Autrement dit, plus on s'active, plus vite passent les heures. Est-ce dû à l'agitation, à la course à l'industrie, à l'armement ?
Une chenille vorace est entrée dans la fourmilière...Affolement, rébellion, excitation...
Nous sommes comparables à des électrons fous gravitant à une vitesse irraisonnable dans l'anneau d'un cyclotron.
Donc, durant un conflit, le réel rattrape la fiction : il y a concordance...
On peut d'ailleurs se plonger dans la littérature fantastique des années trente et voir ce qu'il y a autour de nous aujourd'hui...
Conséquences
« Tout ce qui un jour fut imaginé par un homme sera un jour créé par d'autres hommes »
Jules Verne (Belle phrase, certes... Mais le prix à payer est lourd lorsqu’il s’agit d’inventions d’armes)
Les descendants des V1 rendirent possible le franchissement du mur du son : à leur bord, les premiers pilotes d'essai.
Les études sur la propulsion nécessitèrent l'invention de l'ordinateur.
Courant des années quarante, un appareil monstrueux, grand comme un immeuble, avec des kilomètres de câble et des centaines de manettes permit le calcul de la poussée nécessaire pour se libérer de l'attraction terrestre, d'où les programmes Mercury puis Apollo.
Notons que les Américains furent coiffés au poteau par les Russes qui lancèrent Spoutnik, le premier satellite artificiel.
Puis vint la fusée Vostok avec Gagarine qui, à bord d'une minuscule capsule, tournoyait à la circonférence de la planète.
Il fut le fer de lance, le porte-étendard, le facteur déclenchant de cette incroyable course spatiale.
Les militaires, pour « le secret défense » relièrent des ordinateurs distants en réseau dont le protocole de transfert de fichiers par paquets est toujours en usage. Ainsi réunis, on a pu calculer la trajectoire idéale de la capsule.
La guerre froide accoucha de satellites espions qui apportèrent la communication, la multiplication des médias, le GPS...et, comme toute médaille a son revers : Le flicage, la localisation...
Ce qui du reste prépara le monde à un conflit plus ciblée, technique et que l'on osa appeler "la guerre propre."
◆ ◆ ◆
• _Consignes_:
1. D'après l'extrait de page, qui lança Spoutnik, le premier satellite artificiel ?
2. Reproduisez le passage de l'extrait de page qui commence par « Les descendants des » et se termine par « incroyable course spatiale. ».

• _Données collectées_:
◆ ◆ ◆
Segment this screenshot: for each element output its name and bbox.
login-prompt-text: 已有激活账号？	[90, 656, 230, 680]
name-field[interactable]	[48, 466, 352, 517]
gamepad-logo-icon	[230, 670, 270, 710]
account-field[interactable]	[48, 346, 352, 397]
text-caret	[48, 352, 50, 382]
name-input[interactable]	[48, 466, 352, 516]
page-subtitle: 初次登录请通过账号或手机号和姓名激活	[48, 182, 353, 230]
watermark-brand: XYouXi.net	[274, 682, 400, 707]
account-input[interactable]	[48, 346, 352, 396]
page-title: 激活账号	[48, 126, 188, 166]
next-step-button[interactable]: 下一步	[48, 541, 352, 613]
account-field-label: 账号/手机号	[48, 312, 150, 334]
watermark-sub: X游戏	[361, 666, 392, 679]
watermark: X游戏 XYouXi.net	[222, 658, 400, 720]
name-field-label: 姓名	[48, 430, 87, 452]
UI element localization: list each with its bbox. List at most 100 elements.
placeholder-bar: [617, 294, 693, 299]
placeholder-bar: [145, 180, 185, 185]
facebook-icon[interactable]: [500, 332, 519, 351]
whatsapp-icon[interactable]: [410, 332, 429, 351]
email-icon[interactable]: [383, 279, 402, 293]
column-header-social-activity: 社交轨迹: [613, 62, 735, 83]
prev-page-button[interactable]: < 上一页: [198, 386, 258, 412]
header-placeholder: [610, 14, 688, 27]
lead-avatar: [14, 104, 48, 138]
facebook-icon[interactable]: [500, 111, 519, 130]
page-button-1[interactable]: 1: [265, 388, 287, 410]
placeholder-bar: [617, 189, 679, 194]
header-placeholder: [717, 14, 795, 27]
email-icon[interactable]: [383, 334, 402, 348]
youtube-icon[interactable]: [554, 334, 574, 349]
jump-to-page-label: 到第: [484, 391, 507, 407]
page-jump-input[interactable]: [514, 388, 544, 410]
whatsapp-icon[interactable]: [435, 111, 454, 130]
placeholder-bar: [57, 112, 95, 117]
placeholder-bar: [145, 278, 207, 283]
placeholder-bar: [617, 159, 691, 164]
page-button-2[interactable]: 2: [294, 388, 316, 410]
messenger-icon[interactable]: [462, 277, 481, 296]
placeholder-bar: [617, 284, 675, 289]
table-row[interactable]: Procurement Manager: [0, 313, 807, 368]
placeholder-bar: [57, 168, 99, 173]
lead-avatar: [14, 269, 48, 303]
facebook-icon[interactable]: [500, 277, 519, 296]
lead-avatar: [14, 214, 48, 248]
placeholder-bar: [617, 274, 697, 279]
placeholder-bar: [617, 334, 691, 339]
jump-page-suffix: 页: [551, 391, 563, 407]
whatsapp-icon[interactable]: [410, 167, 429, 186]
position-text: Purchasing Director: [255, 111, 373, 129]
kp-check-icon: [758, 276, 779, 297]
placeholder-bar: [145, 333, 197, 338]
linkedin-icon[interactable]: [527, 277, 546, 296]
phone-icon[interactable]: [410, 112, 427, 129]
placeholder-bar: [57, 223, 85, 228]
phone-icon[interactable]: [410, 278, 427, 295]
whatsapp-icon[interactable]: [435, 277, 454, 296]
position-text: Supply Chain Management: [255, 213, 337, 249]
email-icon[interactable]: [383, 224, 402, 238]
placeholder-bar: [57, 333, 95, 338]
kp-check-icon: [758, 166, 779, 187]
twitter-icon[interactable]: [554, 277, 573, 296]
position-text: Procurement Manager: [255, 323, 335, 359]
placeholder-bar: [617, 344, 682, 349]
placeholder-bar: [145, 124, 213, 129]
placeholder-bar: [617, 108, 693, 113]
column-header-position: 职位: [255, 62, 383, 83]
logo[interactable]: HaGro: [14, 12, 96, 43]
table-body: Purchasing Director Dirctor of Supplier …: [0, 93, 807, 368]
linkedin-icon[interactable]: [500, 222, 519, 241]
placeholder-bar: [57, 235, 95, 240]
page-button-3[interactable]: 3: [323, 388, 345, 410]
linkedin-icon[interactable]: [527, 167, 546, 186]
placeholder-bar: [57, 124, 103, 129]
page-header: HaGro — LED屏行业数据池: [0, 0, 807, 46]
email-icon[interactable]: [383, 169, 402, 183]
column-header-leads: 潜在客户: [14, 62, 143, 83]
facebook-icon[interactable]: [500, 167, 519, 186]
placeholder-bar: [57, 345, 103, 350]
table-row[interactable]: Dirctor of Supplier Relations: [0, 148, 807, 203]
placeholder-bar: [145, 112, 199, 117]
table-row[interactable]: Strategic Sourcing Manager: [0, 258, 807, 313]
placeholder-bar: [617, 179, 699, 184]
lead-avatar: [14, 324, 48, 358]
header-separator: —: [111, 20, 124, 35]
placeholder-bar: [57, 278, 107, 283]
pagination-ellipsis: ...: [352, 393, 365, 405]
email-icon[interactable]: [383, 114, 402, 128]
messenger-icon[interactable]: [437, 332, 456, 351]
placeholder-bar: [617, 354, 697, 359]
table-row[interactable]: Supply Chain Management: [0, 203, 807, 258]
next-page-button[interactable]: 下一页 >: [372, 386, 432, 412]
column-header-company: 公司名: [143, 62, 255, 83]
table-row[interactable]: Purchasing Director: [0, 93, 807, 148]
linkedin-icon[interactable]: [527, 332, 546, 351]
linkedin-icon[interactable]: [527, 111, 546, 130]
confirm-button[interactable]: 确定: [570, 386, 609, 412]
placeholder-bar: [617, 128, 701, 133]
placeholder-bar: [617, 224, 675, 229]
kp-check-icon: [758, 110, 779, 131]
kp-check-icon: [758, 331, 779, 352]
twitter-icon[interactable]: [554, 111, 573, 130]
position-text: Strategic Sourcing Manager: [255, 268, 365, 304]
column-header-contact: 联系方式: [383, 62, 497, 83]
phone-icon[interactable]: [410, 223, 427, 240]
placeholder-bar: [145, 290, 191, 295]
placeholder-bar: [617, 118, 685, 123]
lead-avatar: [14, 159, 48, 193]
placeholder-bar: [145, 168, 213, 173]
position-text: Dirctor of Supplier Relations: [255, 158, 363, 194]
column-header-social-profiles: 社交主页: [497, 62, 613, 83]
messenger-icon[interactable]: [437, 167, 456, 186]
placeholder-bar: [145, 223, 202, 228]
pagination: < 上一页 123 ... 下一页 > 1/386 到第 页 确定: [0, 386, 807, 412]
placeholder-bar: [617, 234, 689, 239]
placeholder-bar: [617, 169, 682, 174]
◆ ◆ ◆
• _Corrigé_:
1. Les Russes lancèrent Spoutnik.

2.
Les descendants des V1 rendirent possible le franchissement du mur du son : à leur bord, les premiers pilotes d'essai.
Les études sur la propulsion nécessitèrent l'invention de l'ordinateur.
Courant des années quarante, un appareil monstrueux, grand comme un immeuble, avec des kilomètres de câble et des centaines de manettes permit le calcul de la poussée nécessaire pour se libérer de l'attraction terrestre, d'où les programmes Mercury puis Apollo.
Notons que les Américains furent coiffés au poteau par les Russes qui lancèrent Spoutnik, le premier satellite artificiel.
Puis vint la fusée Vostok avec Gagarine qui, à bord d'une minuscule capsule, tournoyait à la circonférence de la planète.
Il fut le fer de lance, le porte-étendard, le facteur déclenchant de cette incroyable course spatiale.